Return the number of lines holding "Damage", with nothing added.

---

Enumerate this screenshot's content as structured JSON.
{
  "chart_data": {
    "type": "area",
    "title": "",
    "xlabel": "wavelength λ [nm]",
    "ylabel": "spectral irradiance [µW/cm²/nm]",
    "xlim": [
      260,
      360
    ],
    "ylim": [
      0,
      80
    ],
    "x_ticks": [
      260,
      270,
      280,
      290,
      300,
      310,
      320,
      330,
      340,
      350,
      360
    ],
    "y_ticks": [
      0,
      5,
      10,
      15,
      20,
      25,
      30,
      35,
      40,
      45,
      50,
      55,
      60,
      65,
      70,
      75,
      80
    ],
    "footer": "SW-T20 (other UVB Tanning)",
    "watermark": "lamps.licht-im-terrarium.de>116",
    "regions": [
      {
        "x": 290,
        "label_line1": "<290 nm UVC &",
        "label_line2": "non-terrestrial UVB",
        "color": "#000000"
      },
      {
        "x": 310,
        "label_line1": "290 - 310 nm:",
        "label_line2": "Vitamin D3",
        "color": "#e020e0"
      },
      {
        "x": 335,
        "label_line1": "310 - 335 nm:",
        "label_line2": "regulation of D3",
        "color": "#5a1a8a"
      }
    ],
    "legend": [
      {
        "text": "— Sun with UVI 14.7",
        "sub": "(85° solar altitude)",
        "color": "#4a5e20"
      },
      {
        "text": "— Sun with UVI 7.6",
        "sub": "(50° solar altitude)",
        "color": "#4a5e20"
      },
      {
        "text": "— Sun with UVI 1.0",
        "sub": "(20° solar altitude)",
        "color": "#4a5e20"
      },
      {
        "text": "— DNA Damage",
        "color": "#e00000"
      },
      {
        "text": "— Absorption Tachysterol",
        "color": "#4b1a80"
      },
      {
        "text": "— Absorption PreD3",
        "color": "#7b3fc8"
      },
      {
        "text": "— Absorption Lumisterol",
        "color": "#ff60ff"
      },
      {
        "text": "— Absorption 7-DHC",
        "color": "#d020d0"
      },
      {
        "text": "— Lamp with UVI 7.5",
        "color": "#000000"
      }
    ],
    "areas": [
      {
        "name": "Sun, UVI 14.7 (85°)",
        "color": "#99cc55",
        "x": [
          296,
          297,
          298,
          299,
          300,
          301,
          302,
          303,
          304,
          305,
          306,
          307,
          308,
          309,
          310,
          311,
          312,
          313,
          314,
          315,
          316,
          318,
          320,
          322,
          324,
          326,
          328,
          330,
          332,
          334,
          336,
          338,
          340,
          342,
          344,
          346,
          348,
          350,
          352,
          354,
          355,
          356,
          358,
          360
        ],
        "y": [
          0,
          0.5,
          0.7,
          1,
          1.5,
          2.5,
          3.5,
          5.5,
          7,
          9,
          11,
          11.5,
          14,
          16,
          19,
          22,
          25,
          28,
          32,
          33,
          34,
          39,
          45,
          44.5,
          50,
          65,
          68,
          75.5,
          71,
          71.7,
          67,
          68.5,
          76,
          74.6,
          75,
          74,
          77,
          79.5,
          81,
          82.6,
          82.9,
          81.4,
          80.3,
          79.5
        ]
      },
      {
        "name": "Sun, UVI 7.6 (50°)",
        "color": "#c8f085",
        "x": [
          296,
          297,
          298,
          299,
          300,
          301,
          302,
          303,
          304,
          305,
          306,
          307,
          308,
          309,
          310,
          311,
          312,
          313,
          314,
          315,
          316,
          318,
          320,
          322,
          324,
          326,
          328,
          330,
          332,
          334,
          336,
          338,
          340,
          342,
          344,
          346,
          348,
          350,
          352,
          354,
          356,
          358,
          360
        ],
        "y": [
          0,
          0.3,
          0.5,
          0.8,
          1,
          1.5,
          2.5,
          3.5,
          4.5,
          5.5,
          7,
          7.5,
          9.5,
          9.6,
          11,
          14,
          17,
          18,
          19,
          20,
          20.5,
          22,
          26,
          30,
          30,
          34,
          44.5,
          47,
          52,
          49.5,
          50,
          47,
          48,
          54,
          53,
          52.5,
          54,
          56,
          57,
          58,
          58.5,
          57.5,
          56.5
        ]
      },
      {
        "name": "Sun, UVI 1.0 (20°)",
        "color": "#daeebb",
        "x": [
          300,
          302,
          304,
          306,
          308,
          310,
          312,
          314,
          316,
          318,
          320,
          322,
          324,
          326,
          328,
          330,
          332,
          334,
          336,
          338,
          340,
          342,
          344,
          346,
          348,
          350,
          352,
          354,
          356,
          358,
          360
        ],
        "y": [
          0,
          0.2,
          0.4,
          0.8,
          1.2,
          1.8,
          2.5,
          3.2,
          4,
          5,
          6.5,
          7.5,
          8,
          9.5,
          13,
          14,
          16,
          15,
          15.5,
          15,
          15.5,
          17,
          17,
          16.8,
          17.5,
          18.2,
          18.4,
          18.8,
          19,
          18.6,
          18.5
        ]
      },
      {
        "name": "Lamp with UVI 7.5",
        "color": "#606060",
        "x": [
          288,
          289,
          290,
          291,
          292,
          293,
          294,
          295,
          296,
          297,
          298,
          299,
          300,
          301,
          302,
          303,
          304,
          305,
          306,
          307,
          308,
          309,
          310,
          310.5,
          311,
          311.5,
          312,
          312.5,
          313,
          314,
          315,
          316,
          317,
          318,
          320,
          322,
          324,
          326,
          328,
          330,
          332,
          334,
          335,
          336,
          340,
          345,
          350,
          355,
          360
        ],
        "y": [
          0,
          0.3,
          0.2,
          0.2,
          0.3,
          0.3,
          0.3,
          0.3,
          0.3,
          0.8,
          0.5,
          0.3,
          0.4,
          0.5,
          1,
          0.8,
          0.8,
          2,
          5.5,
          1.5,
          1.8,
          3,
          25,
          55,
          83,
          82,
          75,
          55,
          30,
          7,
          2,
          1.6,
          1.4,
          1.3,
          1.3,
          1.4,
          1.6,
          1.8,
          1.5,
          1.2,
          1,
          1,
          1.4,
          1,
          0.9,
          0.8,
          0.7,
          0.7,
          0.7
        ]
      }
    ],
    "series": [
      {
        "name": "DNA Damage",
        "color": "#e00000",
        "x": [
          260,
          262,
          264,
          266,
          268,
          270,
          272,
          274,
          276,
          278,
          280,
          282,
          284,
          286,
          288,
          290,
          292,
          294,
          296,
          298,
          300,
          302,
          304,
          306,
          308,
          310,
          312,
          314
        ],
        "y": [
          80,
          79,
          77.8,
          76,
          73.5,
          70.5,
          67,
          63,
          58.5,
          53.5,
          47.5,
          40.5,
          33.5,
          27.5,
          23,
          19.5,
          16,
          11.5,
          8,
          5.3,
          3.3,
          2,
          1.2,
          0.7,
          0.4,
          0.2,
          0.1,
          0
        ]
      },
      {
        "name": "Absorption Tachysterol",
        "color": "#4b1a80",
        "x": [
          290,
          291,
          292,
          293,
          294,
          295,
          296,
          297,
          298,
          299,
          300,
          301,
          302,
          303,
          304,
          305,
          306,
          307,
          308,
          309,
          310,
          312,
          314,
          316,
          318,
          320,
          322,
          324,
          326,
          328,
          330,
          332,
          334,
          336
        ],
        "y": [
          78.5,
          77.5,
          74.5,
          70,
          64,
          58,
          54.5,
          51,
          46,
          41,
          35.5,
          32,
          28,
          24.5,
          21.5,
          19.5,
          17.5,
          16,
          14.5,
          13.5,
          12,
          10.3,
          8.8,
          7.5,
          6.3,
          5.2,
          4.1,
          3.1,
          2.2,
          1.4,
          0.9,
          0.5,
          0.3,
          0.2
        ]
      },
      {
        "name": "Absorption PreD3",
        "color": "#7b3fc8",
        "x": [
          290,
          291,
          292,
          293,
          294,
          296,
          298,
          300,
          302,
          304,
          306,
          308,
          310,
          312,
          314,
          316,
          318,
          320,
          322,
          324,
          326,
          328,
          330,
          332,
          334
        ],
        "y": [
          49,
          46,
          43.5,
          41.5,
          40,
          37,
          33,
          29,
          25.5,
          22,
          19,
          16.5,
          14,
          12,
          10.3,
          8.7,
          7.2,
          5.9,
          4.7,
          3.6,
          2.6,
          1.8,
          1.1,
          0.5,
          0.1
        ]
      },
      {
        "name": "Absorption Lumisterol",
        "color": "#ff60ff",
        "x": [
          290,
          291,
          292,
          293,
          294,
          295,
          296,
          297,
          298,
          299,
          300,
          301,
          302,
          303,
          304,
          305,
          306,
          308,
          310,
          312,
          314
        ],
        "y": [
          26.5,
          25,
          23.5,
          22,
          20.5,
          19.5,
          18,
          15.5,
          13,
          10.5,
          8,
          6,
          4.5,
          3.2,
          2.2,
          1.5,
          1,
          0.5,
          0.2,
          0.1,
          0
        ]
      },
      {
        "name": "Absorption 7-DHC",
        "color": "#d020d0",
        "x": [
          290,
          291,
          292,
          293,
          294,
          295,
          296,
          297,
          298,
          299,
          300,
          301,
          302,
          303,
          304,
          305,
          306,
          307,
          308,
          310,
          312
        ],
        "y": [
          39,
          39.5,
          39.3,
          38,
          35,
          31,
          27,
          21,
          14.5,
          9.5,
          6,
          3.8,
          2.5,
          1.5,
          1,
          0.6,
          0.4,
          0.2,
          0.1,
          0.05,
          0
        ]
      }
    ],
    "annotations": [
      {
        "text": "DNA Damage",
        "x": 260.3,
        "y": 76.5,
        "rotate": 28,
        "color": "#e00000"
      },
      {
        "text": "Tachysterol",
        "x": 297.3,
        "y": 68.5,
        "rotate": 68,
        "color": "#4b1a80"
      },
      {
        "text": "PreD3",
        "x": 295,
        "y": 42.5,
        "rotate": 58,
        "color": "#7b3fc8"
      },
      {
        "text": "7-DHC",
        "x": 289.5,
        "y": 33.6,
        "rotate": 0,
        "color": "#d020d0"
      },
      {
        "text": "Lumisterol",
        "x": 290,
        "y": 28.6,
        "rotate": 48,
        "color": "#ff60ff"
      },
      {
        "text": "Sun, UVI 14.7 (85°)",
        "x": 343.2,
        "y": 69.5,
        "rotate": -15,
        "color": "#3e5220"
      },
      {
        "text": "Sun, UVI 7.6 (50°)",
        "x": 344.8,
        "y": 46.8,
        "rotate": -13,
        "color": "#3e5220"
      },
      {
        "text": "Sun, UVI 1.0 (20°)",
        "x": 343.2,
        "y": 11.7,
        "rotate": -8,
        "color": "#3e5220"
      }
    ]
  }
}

---

The completed task: 3